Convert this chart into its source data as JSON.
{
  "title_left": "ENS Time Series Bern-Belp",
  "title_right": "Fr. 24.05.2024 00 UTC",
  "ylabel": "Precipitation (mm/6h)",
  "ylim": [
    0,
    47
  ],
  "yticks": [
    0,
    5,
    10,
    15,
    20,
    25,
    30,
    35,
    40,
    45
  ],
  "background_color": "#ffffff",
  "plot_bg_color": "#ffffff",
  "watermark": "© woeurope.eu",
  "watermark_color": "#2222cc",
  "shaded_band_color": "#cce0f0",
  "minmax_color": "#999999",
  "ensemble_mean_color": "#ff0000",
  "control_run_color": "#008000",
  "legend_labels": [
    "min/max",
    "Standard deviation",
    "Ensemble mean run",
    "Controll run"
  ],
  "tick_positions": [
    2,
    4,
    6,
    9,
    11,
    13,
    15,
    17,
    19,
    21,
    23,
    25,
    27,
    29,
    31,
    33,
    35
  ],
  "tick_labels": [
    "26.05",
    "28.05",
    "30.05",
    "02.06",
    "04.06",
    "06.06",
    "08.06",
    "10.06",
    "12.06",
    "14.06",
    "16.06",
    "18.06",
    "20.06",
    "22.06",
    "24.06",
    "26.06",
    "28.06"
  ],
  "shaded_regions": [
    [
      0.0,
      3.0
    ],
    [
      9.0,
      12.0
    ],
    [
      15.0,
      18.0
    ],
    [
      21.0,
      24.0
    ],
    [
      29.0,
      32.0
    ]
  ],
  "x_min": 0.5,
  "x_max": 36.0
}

**Objective**
Print out every entry, keeping each one exact.

**Correct answer**
Convert this chart into its source data as JSON.
{
  "title_left": "ENS Time Series Bern-Belp",
  "title_right": "Fr. 24.05.2024 00 UTC",
  "ylabel": "Precipitation (mm/6h)",
  "ylim": [
    0,
    47
  ],
  "yticks": [
    0,
    5,
    10,
    15,
    20,
    25,
    30,
    35,
    40,
    45
  ],
  "background_color": "#ffffff",
  "plot_bg_color": "#ffffff",
  "watermark": "© woeurope.eu",
  "watermark_color": "#2222cc",
  "shaded_band_color": "#cce0f0",
  "minmax_color": "#999999",
  "ensemble_mean_color": "#ff0000",
  "control_run_color": "#008000",
  "legend_labels": [
    "min/max",
    "Standard deviation",
    "Ensemble mean run",
    "Controll run"
  ],
  "tick_positions": [
    2,
    4,
    6,
    9,
    11,
    13,
    15,
    17,
    19,
    21,
    23,
    25,
    27,
    29,
    31,
    33,
    35
  ],
  "tick_labels": [
    "26.05",
    "28.05",
    "30.05",
    "02.06",
    "04.06",
    "06.06",
    "08.06",
    "10.06",
    "12.06",
    "14.06",
    "16.06",
    "18.06",
    "20.06",
    "22.06",
    "24.06",
    "26.06",
    "28.06"
  ],
  "shaded_regions": [
    [
      0.0,
      3.0
    ],
    [
      9.0,
      12.0
    ],
    [
      15.0,
      18.0
    ],
    [
      21.0,
      24.0
    ],
    [
      29.0,
      32.0
    ]
  ],
  "x_min": 0.5,
  "x_max": 36.0
}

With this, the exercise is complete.